Question

Evaluate. Riemman Sums

Answer 1

the answer is 2ln2-3/4

Answer 2

i was just wondering how this form got into this form?\[\frac{ 1 }{ n^2 }\sum_{i=1}^{n}(n+i)(\ln(n+i)-\ln n)=\frac{ 1 }{ n }\sum_{i=1}^{n}\frac{ n+i }{ n }\ln \frac{ n+i }{ n }\]

Answer 3

Properties of logs (quotient rule) makes ln a - ln b = ln(a/b)
and they can move n's in and out of the sigma, but not i's ... so they brought one of the n's in from the denominator in front.

Answer 4

I suspect that this is a telescoping series... but I've never seen anything quite like it.

Answer 5

oh thanks i can solve it now lol

Answer 6

i think we should make it into integration?

Answer 7

(correction: i think i can solve it, not i can solve it)

Answer 8

Make it into integration? I don't think that's allowed here, unless you're not telling us the whole question. Since this is riemann sums I imagine that you're really doing this to somehow approximate an integral, but I don't really know what that is.

Answer 9

One rule that may help is that "if the sequence of partial sums converges, the series converges" Do you know how to expand this as a sequence of partial sums? When I did the first one, I got 2 ln 2. After that I got confused.

Answer 10

But can't we transform it into \(\huge\int\large\dfrac{n+1}n\ln\left(\dfrac{n+1}n\right)dx\)?

Answer 11

ohh now i get it too thanks! :D ya it'll lead down to integration , solving \[a+\Delta i= 1+\frac{ i }{ n}, a=1, b=2\]

Answer 12

\[\int\limits_{1}^{2}x lnx dx\]

Answer 13

I have never seen this, did you just turn a sum into an integral? I'm gonna have to check this out, this looks pretty cool.

Answer 14

My you're a sharp one.

Answer 15

yeah.. its kinda crazy actually, so u mean this is the new syllabus of calculus? my generation sucks.

Answer 16

Wait my integration is screwed up lol

Answer 17

"I have never seen this, did you just turn a sum into an integral? I'm gonna have to check this out, this looks pretty cool."

Isn't that what an integral is, really? A sum, with infinitesimally small portions (dx).

Answer 18

For \[\Large \int\limits\limits_{1}^{2}x lnx dx\] this you'll prob have to do it by parts.

let u = lnx so u' = 1/x
let v' = x so v = x^2/2

Answer 19

http://tutorial.math.lamar.edu/Classes/CalcII/IntegrationByParts_files/eq0010MP.gif

Answer 20

okay what i dont understand is that we got f(x)=(1+x)ln(1+x) from the 1st equation.. i dont know how it came to xlnx tbh..

Answer 21

\[\Delta \sum_{i=1}^{n}=(1+i \Delta)(1+i \Delta) \] it says f(x)=(1+x)ln(1+x) in interval [0,1] OR EQUIVALENTLY, for function xlnx at [1,2]

Answer 22

actually\[1+\frac{i}{n}=\frac{n+1}{n}\]this is the c sub i value in\[\lim_{n \rightarrow \infty}\sum_{i=1}^{n}f(c _{i}) \Delta x\]

Answer 23

it says f(x)=(1+x)ln(1+x) in interval [0,1] OR EQUIVALENTLY, for function xlnx at [1,2]
when x=0, 1+x is 1.

> [Exercise aim]: From the Riemann sums thread, extract everything from "One rule that" down to "I got confused.", word for word.

> [Data shown]:
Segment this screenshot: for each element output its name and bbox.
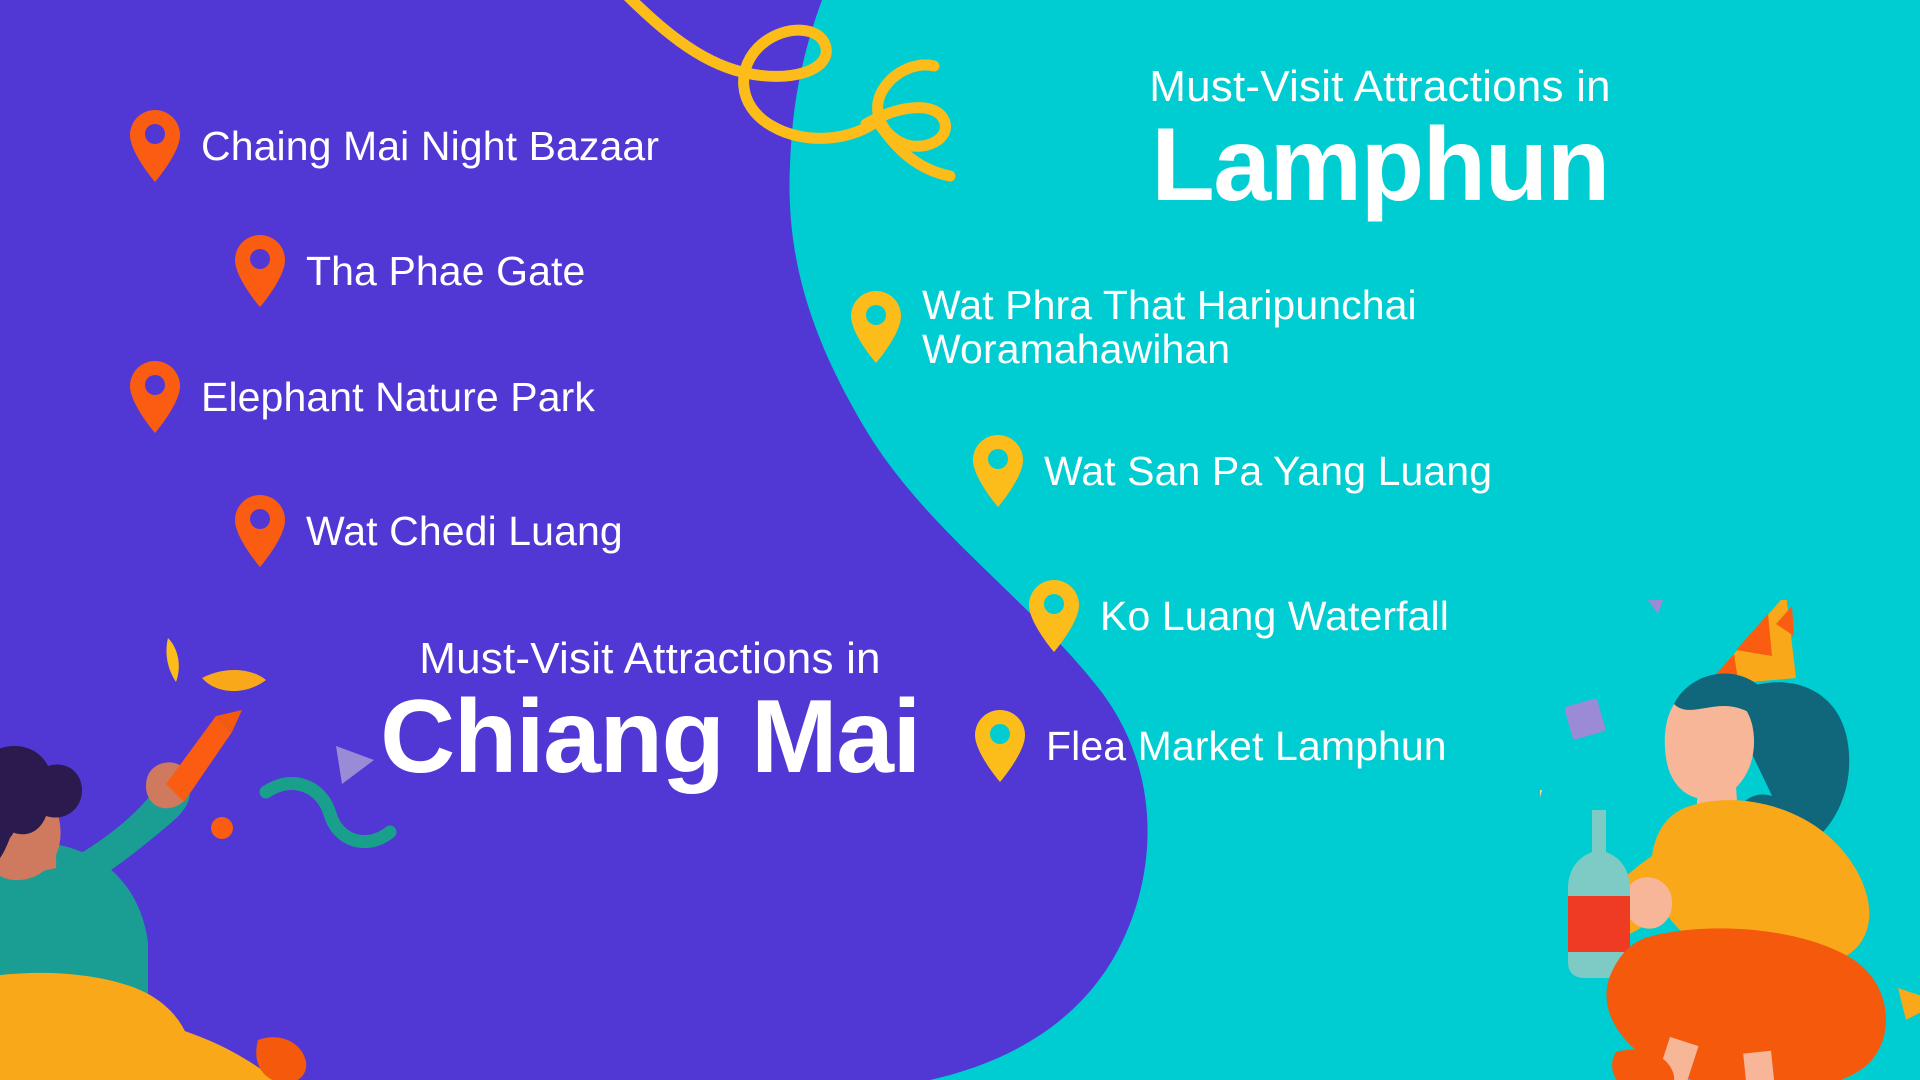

> [Response to the task]:
One rule that may help is that "if the sequence of partial sums converges, the series converges" Do you know how to expand this as a sequence of partial sums? When I did the first one, I got 2 ln 2. After that I got confused.